_Data entries for graphics_:
** begin **
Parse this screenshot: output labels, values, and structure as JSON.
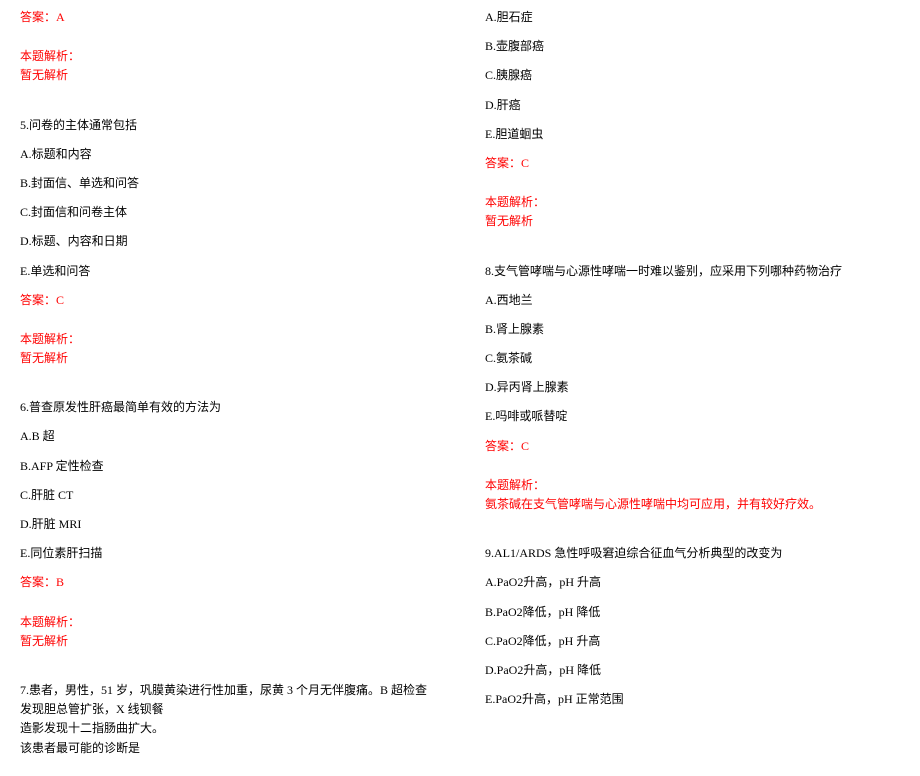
{
  "colors": {
    "text": "#000000",
    "answer": "#ff0000",
    "background": "#ffffff"
  },
  "typography": {
    "font_family": "SimSun",
    "font_size_pt": 9
  },
  "left": {
    "ans4": "答案：A",
    "exp_label4": "本题解析：",
    "exp4": "暂无解析",
    "q5": "5.问卷的主体通常包括",
    "q5a": "A.标题和内容",
    "q5b": "B.封面信、单选和问答",
    "q5c": "C.封面信和问卷主体",
    "q5d": "D.标题、内容和日期",
    "q5e": "E.单选和问答",
    "ans5": "答案：C",
    "exp_label5": "本题解析：",
    "exp5": "暂无解析",
    "q6": "6.普查原发性肝癌最简单有效的方法为",
    "q6a": "A.B 超",
    "q6b": "B.AFP 定性检查",
    "q6c": "C.肝脏 CT",
    "q6d": "D.肝脏 MRI",
    "q6e": "E.同位素肝扫描",
    "ans6": "答案：B",
    "exp_label6": "本题解析：",
    "exp6": "暂无解析",
    "q7a": "7.患者，男性，51 岁，巩膜黄染进行性加重，尿黄 3 个月无伴腹痛。B 超检查发现胆总管扩张，X 线钡餐",
    "q7b": "造影发现十二指肠曲扩大。",
    "q7c": "该患者最可能的诊断是"
  },
  "right": {
    "q7_a": "A.胆石症",
    "q7_b": "B.壶腹部癌",
    "q7_c": "C.胰腺癌",
    "q7_d": "D.肝癌",
    "q7_e": "E.胆道蛔虫",
    "ans7": "答案：C",
    "exp_label7": "本题解析：",
    "exp7": "暂无解析",
    "q8": "8.支气管哮喘与心源性哮喘一时难以鉴别，应采用下列哪种药物治疗",
    "q8a": "A.西地兰",
    "q8b": "B.肾上腺素",
    "q8c": "C.氨茶碱",
    "q8d": "D.异丙肾上腺素",
    "q8e": "E.吗啡或哌替啶",
    "ans8": "答案：C",
    "exp_label8": "本题解析：",
    "exp8": "氨茶碱在支气管哮喘与心源性哮喘中均可应用，并有较好疗效。",
    "q9": "9.AL1/ARDS 急性呼吸窘迫综合征血气分析典型的改变为",
    "q9a": "A.PaO2升高，pH 升高",
    "q9b": "B.PaO2降低，pH 降低",
    "q9c": "C.PaO2降低，pH 升高",
    "q9d": "D.PaO2升高，pH 降低",
    "q9e": "E.PaO2升高，pH 正常范围"
  }
}
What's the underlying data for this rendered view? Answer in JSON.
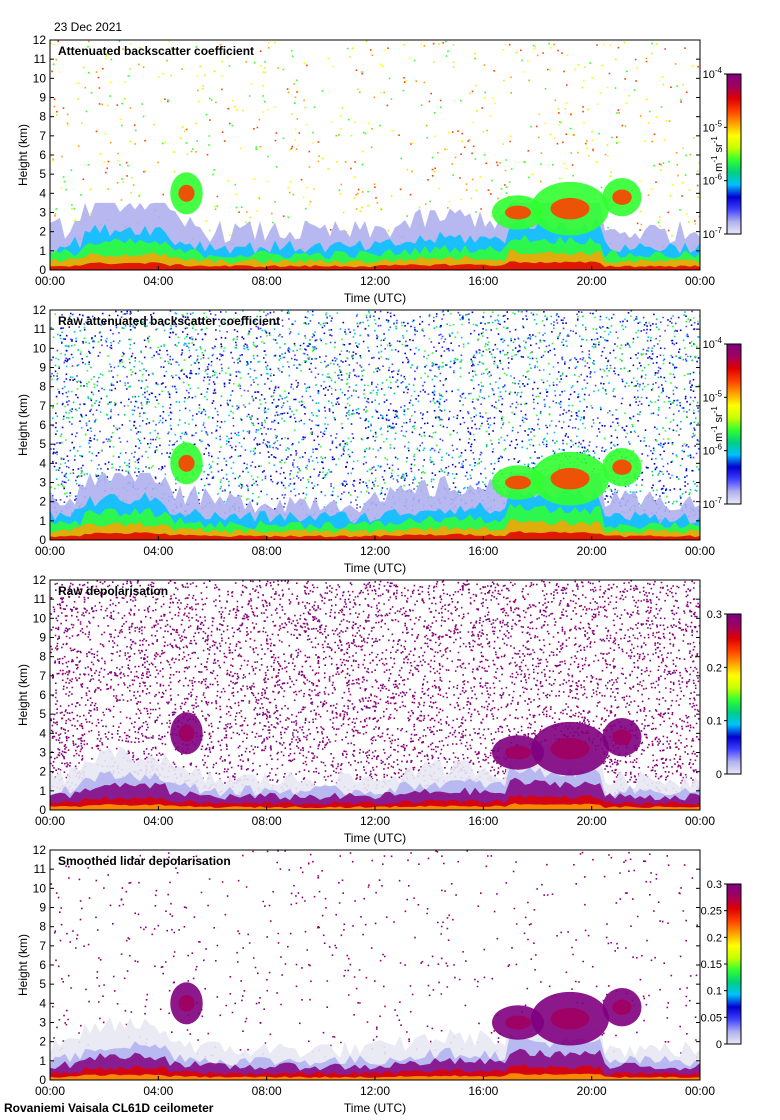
{
  "date": "23 Dec 2021",
  "footer": "Rovaniemi Vaisala CL61D ceilometer",
  "colors": {
    "colormap": [
      "#e8e8f4",
      "#b0b0f0",
      "#4040ff",
      "#0000d0",
      "#00c0ff",
      "#00d080",
      "#30ff30",
      "#c8ff00",
      "#ffff00",
      "#ffa000",
      "#ff4000",
      "#e00000",
      "#a00060",
      "#800080"
    ]
  },
  "chart_data": [
    {
      "type": "heatmap",
      "title": "Attenuated backscatter coefficient",
      "xlabel": "Time (UTC)",
      "ylabel": "Height (km)",
      "x_ticks": [
        "00:00",
        "04:00",
        "08:00",
        "12:00",
        "16:00",
        "20:00",
        "00:00"
      ],
      "y_ticks": [
        "0",
        "1",
        "2",
        "3",
        "4",
        "5",
        "6",
        "7",
        "8",
        "9",
        "10",
        "11",
        "12"
      ],
      "ylim": [
        0,
        12
      ],
      "colorbar": {
        "scale": "log",
        "units": "m-1 sr-1",
        "range": [
          1e-07,
          0.0001
        ],
        "ticks": [
          {
            "base": "10",
            "exp": "-4",
            "v": 0.0001
          },
          {
            "base": "10",
            "exp": "-5",
            "v": 1e-05
          },
          {
            "base": "10",
            "exp": "-6",
            "v": 1e-06
          },
          {
            "base": "10",
            "exp": "-7",
            "v": 1e-07
          }
        ]
      },
      "cbar_label": {
        "m": "m",
        "m_exp": "-1",
        "sr": "sr",
        "sr_exp": "-1"
      },
      "noise": "sparse",
      "grid": false
    },
    {
      "type": "heatmap",
      "title": "Raw attenuated backscatter coefficient",
      "xlabel": "Time (UTC)",
      "ylabel": "Height (km)",
      "x_ticks": [
        "00:00",
        "04:00",
        "08:00",
        "12:00",
        "16:00",
        "20:00",
        "00:00"
      ],
      "y_ticks": [
        "0",
        "1",
        "2",
        "3",
        "4",
        "5",
        "6",
        "7",
        "8",
        "9",
        "10",
        "11",
        "12"
      ],
      "ylim": [
        0,
        12
      ],
      "colorbar": {
        "scale": "log",
        "units": "m-1 sr-1",
        "range": [
          1e-07,
          0.0001
        ],
        "ticks": [
          {
            "base": "10",
            "exp": "-4",
            "v": 0.0001
          },
          {
            "base": "10",
            "exp": "-5",
            "v": 1e-05
          },
          {
            "base": "10",
            "exp": "-6",
            "v": 1e-06
          },
          {
            "base": "10",
            "exp": "-7",
            "v": 1e-07
          }
        ]
      },
      "cbar_label": {
        "m": "m",
        "m_exp": "-1",
        "sr": "sr",
        "sr_exp": "-1"
      },
      "noise": "dense-blue",
      "grid": false
    },
    {
      "type": "heatmap",
      "title": "Raw depolarisation",
      "xlabel": "Time (UTC)",
      "ylabel": "Height (km)",
      "x_ticks": [
        "00:00",
        "04:00",
        "08:00",
        "12:00",
        "16:00",
        "20:00",
        "00:00"
      ],
      "y_ticks": [
        "0",
        "1",
        "2",
        "3",
        "4",
        "5",
        "6",
        "7",
        "8",
        "9",
        "10",
        "11",
        "12"
      ],
      "ylim": [
        0,
        12
      ],
      "colorbar": {
        "scale": "linear",
        "range": [
          0,
          0.3
        ],
        "ticks": [
          {
            "label": "0.3",
            "v": 0.3
          },
          {
            "label": "0.2",
            "v": 0.2
          },
          {
            "label": "0.1",
            "v": 0.1
          },
          {
            "label": "0",
            "v": 0
          }
        ]
      },
      "noise": "dense-purple",
      "grid": false
    },
    {
      "type": "heatmap",
      "title": "Smoothed lidar depolarisation",
      "xlabel": "Time (UTC)",
      "ylabel": "Height (km)",
      "x_ticks": [
        "00:00",
        "04:00",
        "08:00",
        "12:00",
        "16:00",
        "20:00",
        "00:00"
      ],
      "y_ticks": [
        "0",
        "1",
        "2",
        "3",
        "4",
        "5",
        "6",
        "7",
        "8",
        "9",
        "10",
        "11",
        "12"
      ],
      "ylim": [
        0,
        12
      ],
      "colorbar": {
        "scale": "linear",
        "range": [
          0,
          0.3
        ],
        "ticks": [
          {
            "label": "0.3",
            "v": 0.3
          },
          {
            "label": "0.25",
            "v": 0.25
          },
          {
            "label": "0.2",
            "v": 0.2
          },
          {
            "label": "0.15",
            "v": 0.15
          },
          {
            "label": "0.1",
            "v": 0.1
          },
          {
            "label": "0.05",
            "v": 0.05
          },
          {
            "label": "0",
            "v": 0
          }
        ]
      },
      "noise": "sparse-purple",
      "grid": false
    }
  ]
}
** end **
_Problem description_:
Working from the lines above, reproduce the material exactly and exclude its pictures.

_Complete answer_:
Parse this screenshot: output labels, values, and structure as JSON.
{
  "colors": {
    "text": "#000000",
    "answer": "#ff0000",
    "background": "#ffffff"
  },
  "typography": {
    "font_family": "SimSun",
    "font_size_pt": 9
  },
  "left": {
    "ans4": "答案：A",
    "exp_label4": "本题解析：",
    "exp4": "暂无解析",
    "q5": "5.问卷的主体通常包括",
    "q5a": "A.标题和内容",
    "q5b": "B.封面信、单选和问答",
    "q5c": "C.封面信和问卷主体",
    "q5d": "D.标题、内容和日期",
    "q5e": "E.单选和问答",
    "ans5": "答案：C",
    "exp_label5": "本题解析：",
    "exp5": "暂无解析",
    "q6": "6.普查原发性肝癌最简单有效的方法为",
    "q6a": "A.B 超",
    "q6b": "B.AFP 定性检查",
    "q6c": "C.肝脏 CT",
    "q6d": "D.肝脏 MRI",
    "q6e": "E.同位素肝扫描",
    "ans6": "答案：B",
    "exp_label6": "本题解析：",
    "exp6": "暂无解析",
    "q7a": "7.患者，男性，51 岁，巩膜黄染进行性加重，尿黄 3 个月无伴腹痛。B 超检查发现胆总管扩张，X 线钡餐",
    "q7b": "造影发现十二指肠曲扩大。",
    "q7c": "该患者最可能的诊断是"
  },
  "right": {
    "q7_a": "A.胆石症",
    "q7_b": "B.壶腹部癌",
    "q7_c": "C.胰腺癌",
    "q7_d": "D.肝癌",
    "q7_e": "E.胆道蛔虫",
    "ans7": "答案：C",
    "exp_label7": "本题解析：",
    "exp7": "暂无解析",
    "q8": "8.支气管哮喘与心源性哮喘一时难以鉴别，应采用下列哪种药物治疗",
    "q8a": "A.西地兰",
    "q8b": "B.肾上腺素",
    "q8c": "C.氨茶碱",
    "q8d": "D.异丙肾上腺素",
    "q8e": "E.吗啡或哌替啶",
    "ans8": "答案：C",
    "exp_label8": "本题解析：",
    "exp8": "氨茶碱在支气管哮喘与心源性哮喘中均可应用，并有较好疗效。",
    "q9": "9.AL1/ARDS 急性呼吸窘迫综合征血气分析典型的改变为",
    "q9a": "A.PaO2升高，pH 升高",
    "q9b": "B.PaO2降低，pH 降低",
    "q9c": "C.PaO2降低，pH 升高",
    "q9d": "D.PaO2升高，pH 降低",
    "q9e": "E.PaO2升高，pH 正常范围"
  }
}
What's the underlying data for this rendered view? Answer in JSON.
{
  "date": "23 Dec 2021",
  "footer": "Rovaniemi Vaisala CL61D ceilometer",
  "colors": {
    "colormap": [
      "#e8e8f4",
      "#b0b0f0",
      "#4040ff",
      "#0000d0",
      "#00c0ff",
      "#00d080",
      "#30ff30",
      "#c8ff00",
      "#ffff00",
      "#ffa000",
      "#ff4000",
      "#e00000",
      "#a00060",
      "#800080"
    ]
  },
  "chart_data": [
    {
      "type": "heatmap",
      "title": "Attenuated backscatter coefficient",
      "xlabel": "Time (UTC)",
      "ylabel": "Height (km)",
      "x_ticks": [
        "00:00",
        "04:00",
        "08:00",
        "12:00",
        "16:00",
        "20:00",
        "00:00"
      ],
      "y_ticks": [
        "0",
        "1",
        "2",
        "3",
        "4",
        "5",
        "6",
        "7",
        "8",
        "9",
        "10",
        "11",
        "12"
      ],
      "ylim": [
        0,
        12
      ],
      "colorbar": {
        "scale": "log",
        "units": "m-1 sr-1",
        "range": [
          1e-07,
          0.0001
        ],
        "ticks": [
          {
            "base": "10",
            "exp": "-4",
            "v": 0.0001
          },
          {
            "base": "10",
            "exp": "-5",
            "v": 1e-05
          },
          {
            "base": "10",
            "exp": "-6",
            "v": 1e-06
          },
          {
            "base": "10",
            "exp": "-7",
            "v": 1e-07
          }
        ]
      },
      "cbar_label": {
        "m": "m",
        "m_exp": "-1",
        "sr": "sr",
        "sr_exp": "-1"
      },
      "noise": "sparse",
      "grid": false
    },
    {
      "type": "heatmap",
      "title": "Raw attenuated backscatter coefficient",
      "xlabel": "Time (UTC)",
      "ylabel": "Height (km)",
      "x_ticks": [
        "00:00",
        "04:00",
        "08:00",
        "12:00",
        "16:00",
        "20:00",
        "00:00"
      ],
      "y_ticks": [
        "0",
        "1",
        "2",
        "3",
        "4",
        "5",
        "6",
        "7",
        "8",
        "9",
        "10",
        "11",
        "12"
      ],
      "ylim": [
        0,
        12
      ],
      "colorbar": {
        "scale": "log",
        "units": "m-1 sr-1",
        "range": [
          1e-07,
          0.0001
        ],
        "ticks": [
          {
            "base": "10",
            "exp": "-4",
            "v": 0.0001
          },
          {
            "base": "10",
            "exp": "-5",
            "v": 1e-05
          },
          {
            "base": "10",
            "exp": "-6",
            "v": 1e-06
          },
          {
            "base": "10",
            "exp": "-7",
            "v": 1e-07
          }
        ]
      },
      "cbar_label": {
        "m": "m",
        "m_exp": "-1",
        "sr": "sr",
        "sr_exp": "-1"
      },
      "noise": "dense-blue",
      "grid": false
    },
    {
      "type": "heatmap",
      "title": "Raw depolarisation",
      "xlabel": "Time (UTC)",
      "ylabel": "Height (km)",
      "x_ticks": [
        "00:00",
        "04:00",
        "08:00",
        "12:00",
        "16:00",
        "20:00",
        "00:00"
      ],
      "y_ticks": [
        "0",
        "1",
        "2",
        "3",
        "4",
        "5",
        "6",
        "7",
        "8",
        "9",
        "10",
        "11",
        "12"
      ],
      "ylim": [
        0,
        12
      ],
      "colorbar": {
        "scale": "linear",
        "range": [
          0,
          0.3
        ],
        "ticks": [
          {
            "label": "0.3",
            "v": 0.3
          },
          {
            "label": "0.2",
            "v": 0.2
          },
          {
            "label": "0.1",
            "v": 0.1
          },
          {
            "label": "0",
            "v": 0
          }
        ]
      },
      "noise": "dense-purple",
      "grid": false
    },
    {
      "type": "heatmap",
      "title": "Smoothed lidar depolarisation",
      "xlabel": "Time (UTC)",
      "ylabel": "Height (km)",
      "x_ticks": [
        "00:00",
        "04:00",
        "08:00",
        "12:00",
        "16:00",
        "20:00",
        "00:00"
      ],
      "y_ticks": [
        "0",
        "1",
        "2",
        "3",
        "4",
        "5",
        "6",
        "7",
        "8",
        "9",
        "10",
        "11",
        "12"
      ],
      "ylim": [
        0,
        12
      ],
      "colorbar": {
        "scale": "linear",
        "range": [
          0,
          0.3
        ],
        "ticks": [
          {
            "label": "0.3",
            "v": 0.3
          },
          {
            "label": "0.25",
            "v": 0.25
          },
          {
            "label": "0.2",
            "v": 0.2
          },
          {
            "label": "0.15",
            "v": 0.15
          },
          {
            "label": "0.1",
            "v": 0.1
          },
          {
            "label": "0.05",
            "v": 0.05
          },
          {
            "label": "0",
            "v": 0
          }
        ]
      },
      "noise": "sparse-purple",
      "grid": false
    }
  ]
}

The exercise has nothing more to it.